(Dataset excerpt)

----------

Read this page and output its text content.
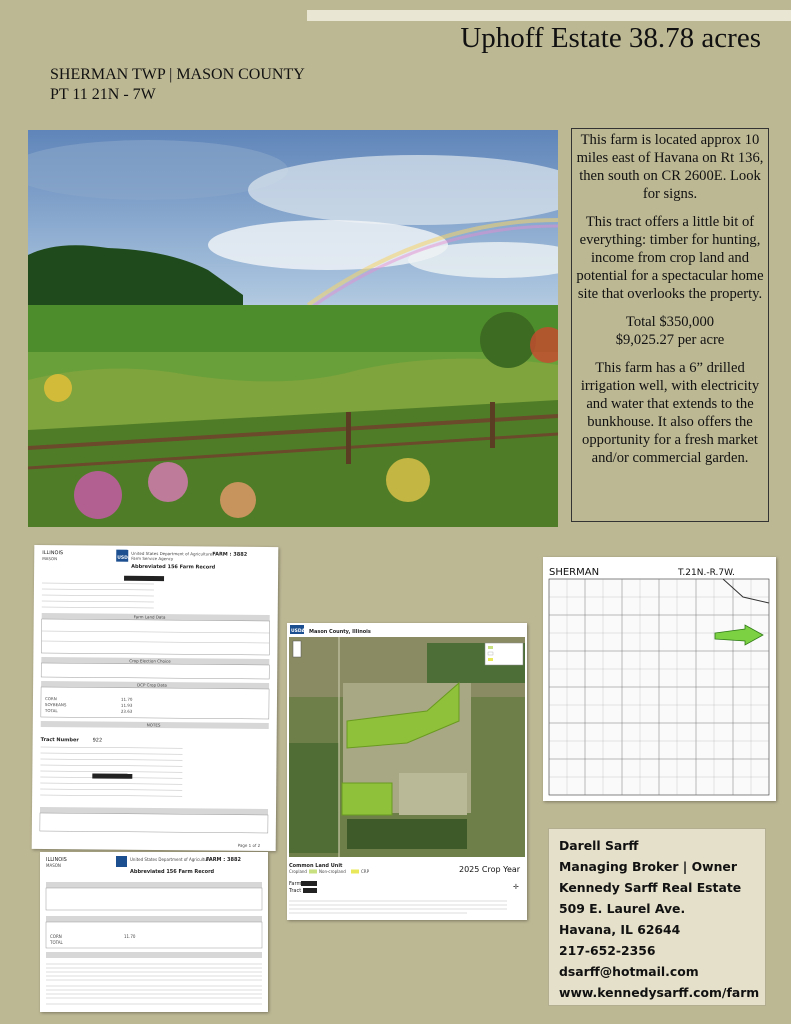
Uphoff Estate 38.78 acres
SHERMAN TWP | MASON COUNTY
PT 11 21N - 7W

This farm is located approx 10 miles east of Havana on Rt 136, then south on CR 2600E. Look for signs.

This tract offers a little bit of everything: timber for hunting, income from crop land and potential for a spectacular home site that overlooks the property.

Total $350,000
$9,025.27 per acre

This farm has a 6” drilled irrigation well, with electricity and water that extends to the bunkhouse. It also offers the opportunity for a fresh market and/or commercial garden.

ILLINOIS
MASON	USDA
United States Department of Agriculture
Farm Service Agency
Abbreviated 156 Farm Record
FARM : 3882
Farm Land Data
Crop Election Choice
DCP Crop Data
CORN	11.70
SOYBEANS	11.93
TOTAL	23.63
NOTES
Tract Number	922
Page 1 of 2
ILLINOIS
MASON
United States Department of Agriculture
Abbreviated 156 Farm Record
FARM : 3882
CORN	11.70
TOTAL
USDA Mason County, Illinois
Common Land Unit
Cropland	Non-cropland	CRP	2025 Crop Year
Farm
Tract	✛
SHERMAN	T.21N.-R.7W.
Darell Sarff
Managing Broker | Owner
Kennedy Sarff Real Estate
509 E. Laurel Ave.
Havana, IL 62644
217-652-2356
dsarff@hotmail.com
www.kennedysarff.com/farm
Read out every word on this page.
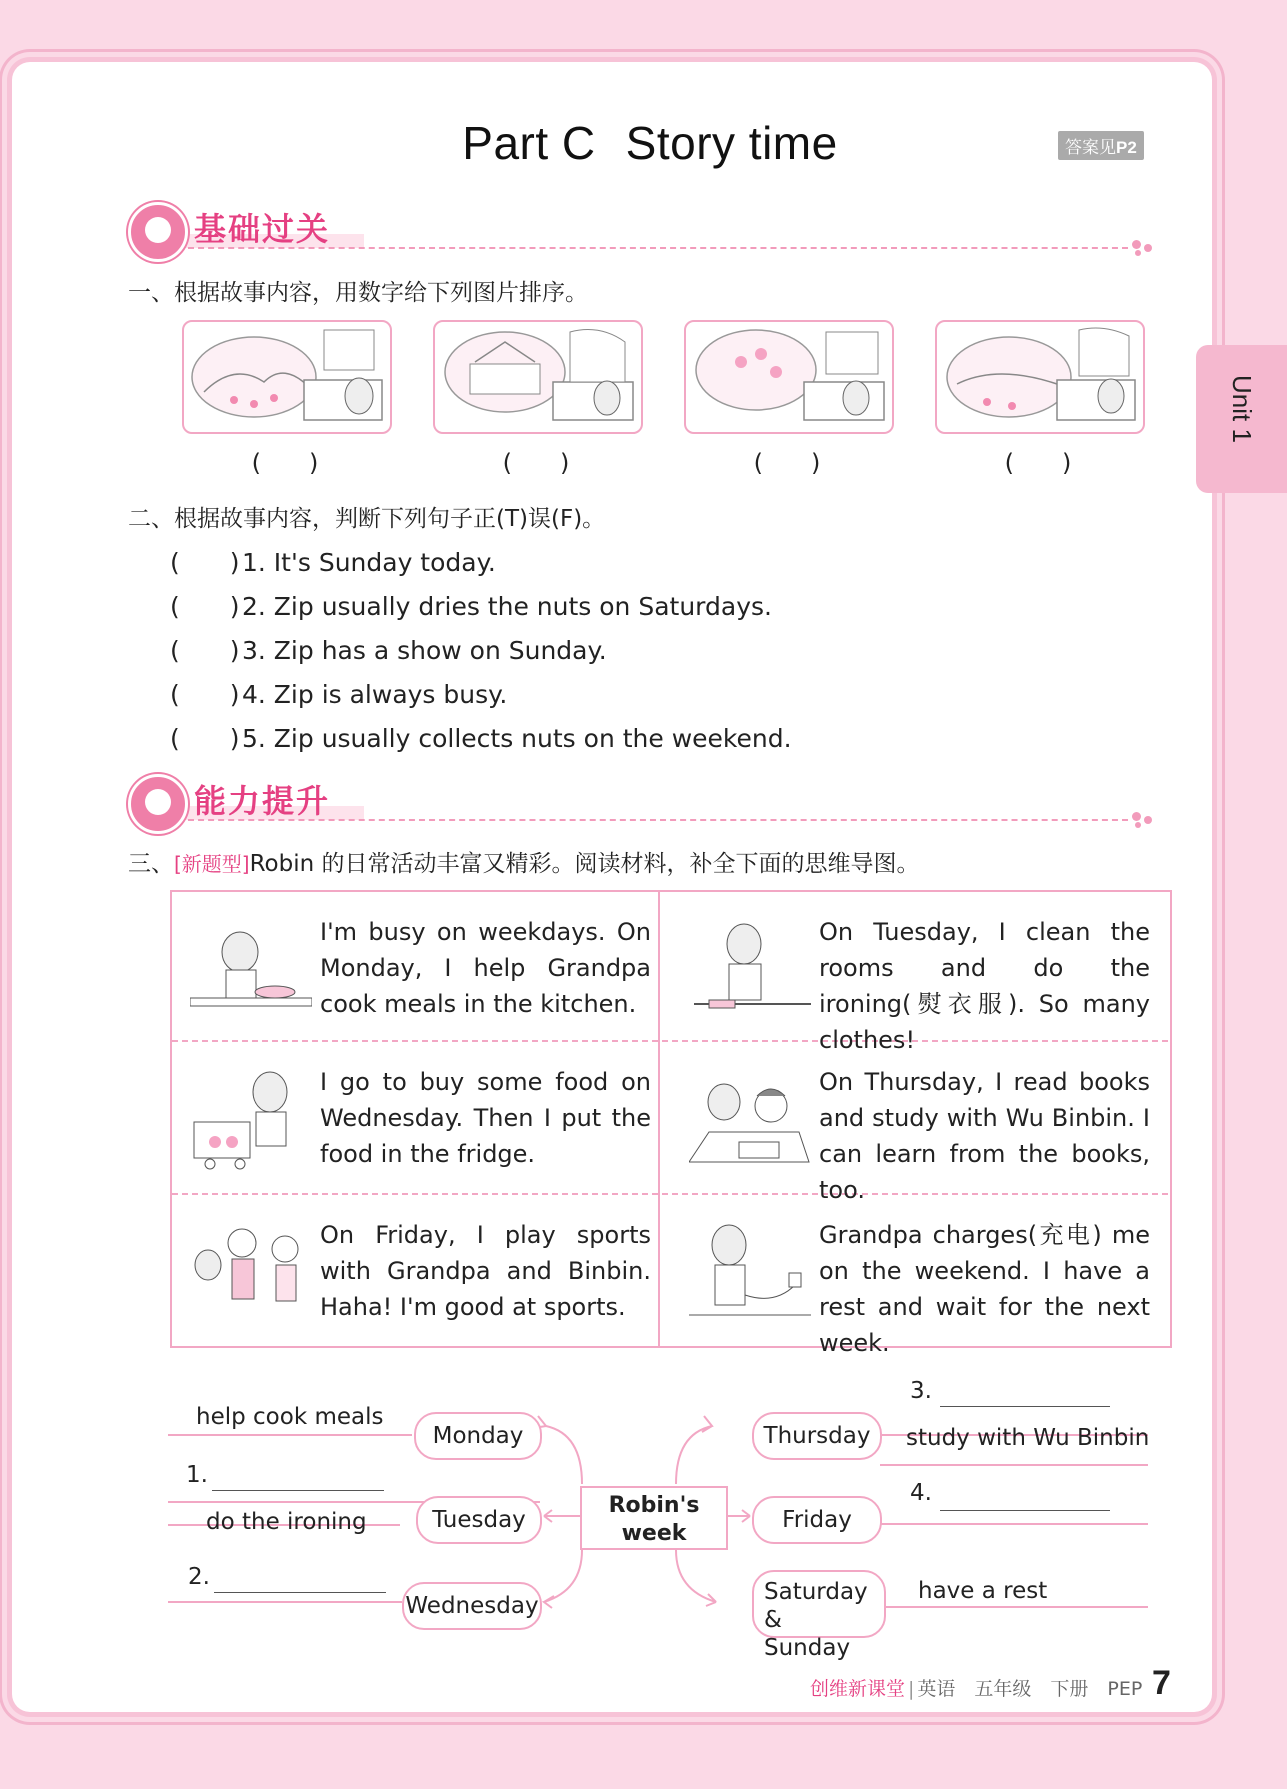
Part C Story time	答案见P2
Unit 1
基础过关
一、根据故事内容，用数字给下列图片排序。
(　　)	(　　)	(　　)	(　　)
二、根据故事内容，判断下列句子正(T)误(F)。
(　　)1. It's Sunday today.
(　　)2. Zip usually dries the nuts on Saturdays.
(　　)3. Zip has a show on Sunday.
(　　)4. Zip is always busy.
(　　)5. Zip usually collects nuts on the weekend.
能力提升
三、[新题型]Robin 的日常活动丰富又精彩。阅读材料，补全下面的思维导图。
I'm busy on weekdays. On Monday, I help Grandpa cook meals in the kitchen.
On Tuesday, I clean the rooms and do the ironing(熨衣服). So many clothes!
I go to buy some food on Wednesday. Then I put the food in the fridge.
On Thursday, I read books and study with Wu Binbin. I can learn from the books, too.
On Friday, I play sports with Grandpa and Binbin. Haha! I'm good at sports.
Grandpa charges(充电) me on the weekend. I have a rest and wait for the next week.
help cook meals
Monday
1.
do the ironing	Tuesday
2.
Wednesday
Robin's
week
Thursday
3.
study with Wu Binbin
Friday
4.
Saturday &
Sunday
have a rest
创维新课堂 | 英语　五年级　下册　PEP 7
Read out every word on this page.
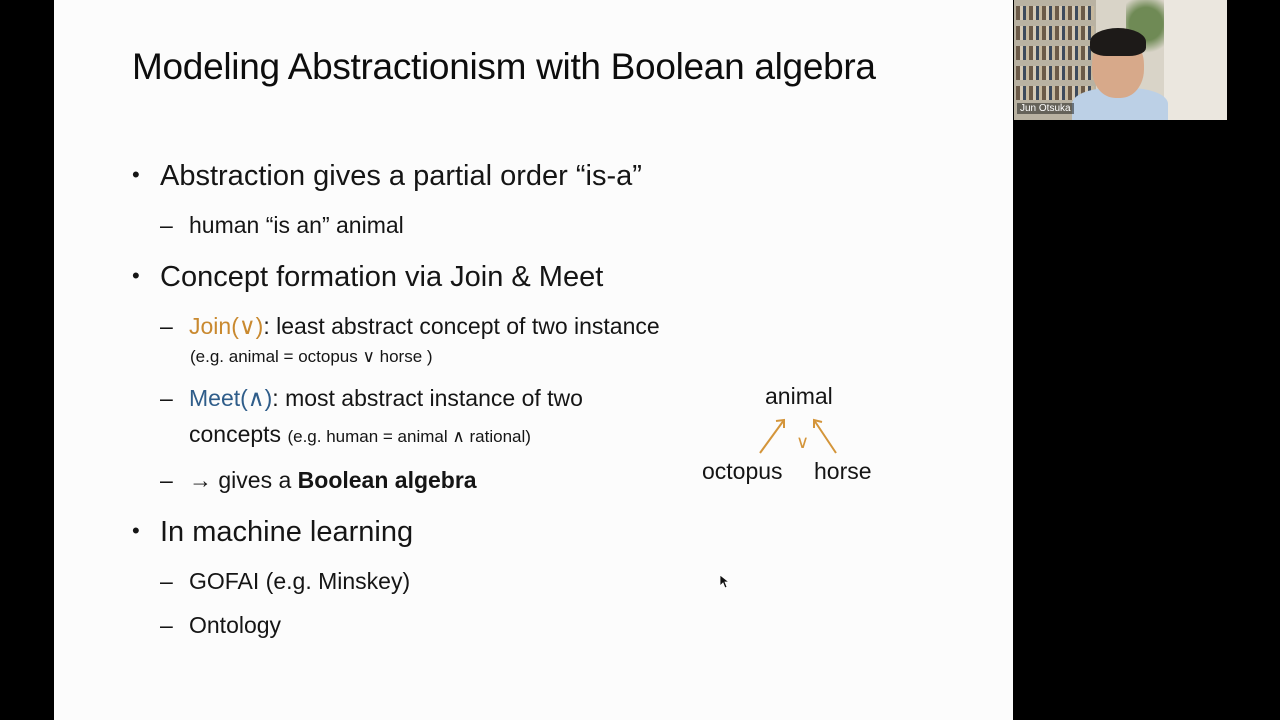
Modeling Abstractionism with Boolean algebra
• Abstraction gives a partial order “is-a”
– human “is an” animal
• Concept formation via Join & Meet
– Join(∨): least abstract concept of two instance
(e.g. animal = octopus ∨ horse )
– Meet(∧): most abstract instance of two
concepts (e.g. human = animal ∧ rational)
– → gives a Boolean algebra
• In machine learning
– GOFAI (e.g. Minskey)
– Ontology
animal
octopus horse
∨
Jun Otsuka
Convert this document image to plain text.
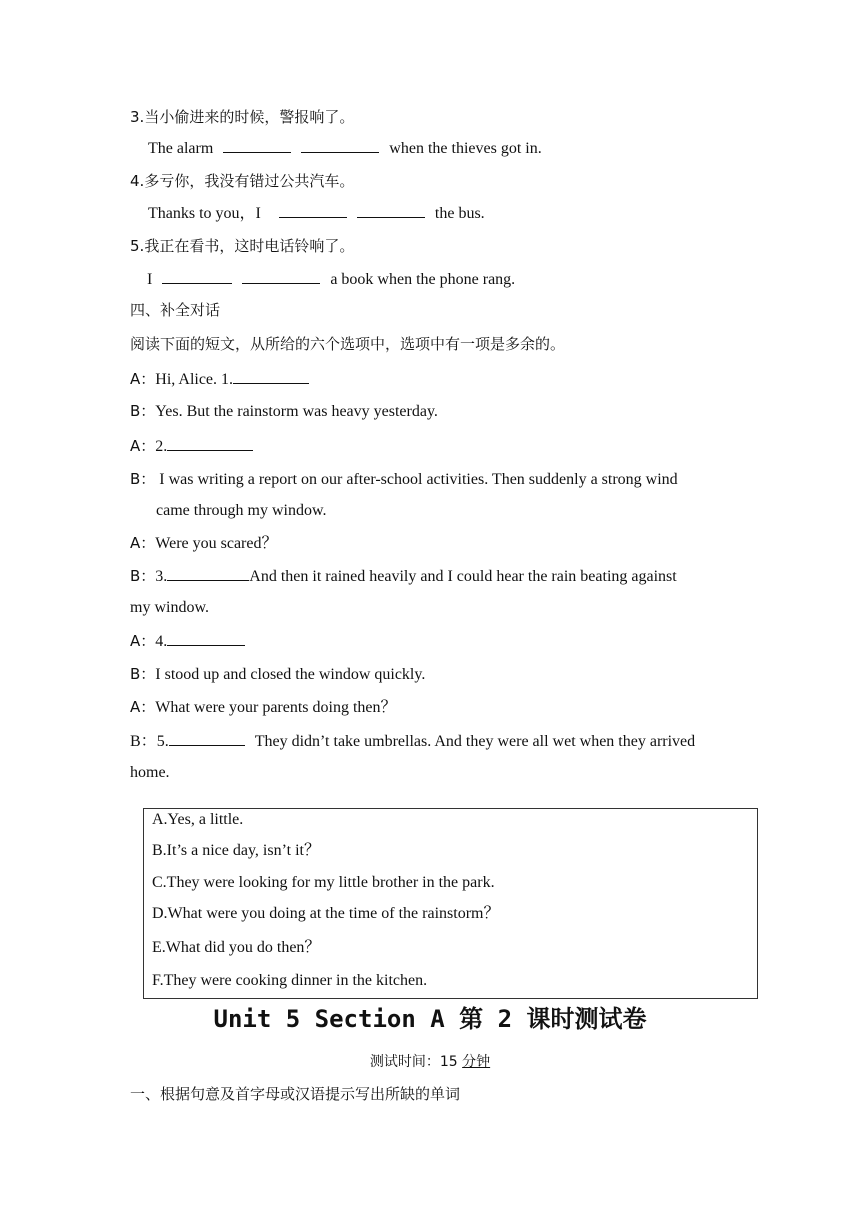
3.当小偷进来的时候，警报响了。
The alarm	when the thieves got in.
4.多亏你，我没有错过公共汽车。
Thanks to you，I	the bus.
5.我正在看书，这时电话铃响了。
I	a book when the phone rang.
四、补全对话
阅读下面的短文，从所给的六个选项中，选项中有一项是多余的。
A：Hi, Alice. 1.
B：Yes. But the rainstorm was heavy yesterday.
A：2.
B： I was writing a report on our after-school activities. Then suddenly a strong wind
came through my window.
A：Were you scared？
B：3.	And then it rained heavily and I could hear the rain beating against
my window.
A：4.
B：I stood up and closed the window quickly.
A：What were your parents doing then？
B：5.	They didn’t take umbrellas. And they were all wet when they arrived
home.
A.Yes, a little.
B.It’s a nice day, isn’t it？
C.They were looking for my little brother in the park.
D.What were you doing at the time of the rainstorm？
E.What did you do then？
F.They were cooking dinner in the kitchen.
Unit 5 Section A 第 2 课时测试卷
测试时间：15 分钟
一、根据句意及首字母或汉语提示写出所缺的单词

----------

Task:
Copy every line above that holds the word "Monday".

Complete answer:
I'm busy on weekdays. On Monday, I help Grandpa cook meals in the kitchen.
Monday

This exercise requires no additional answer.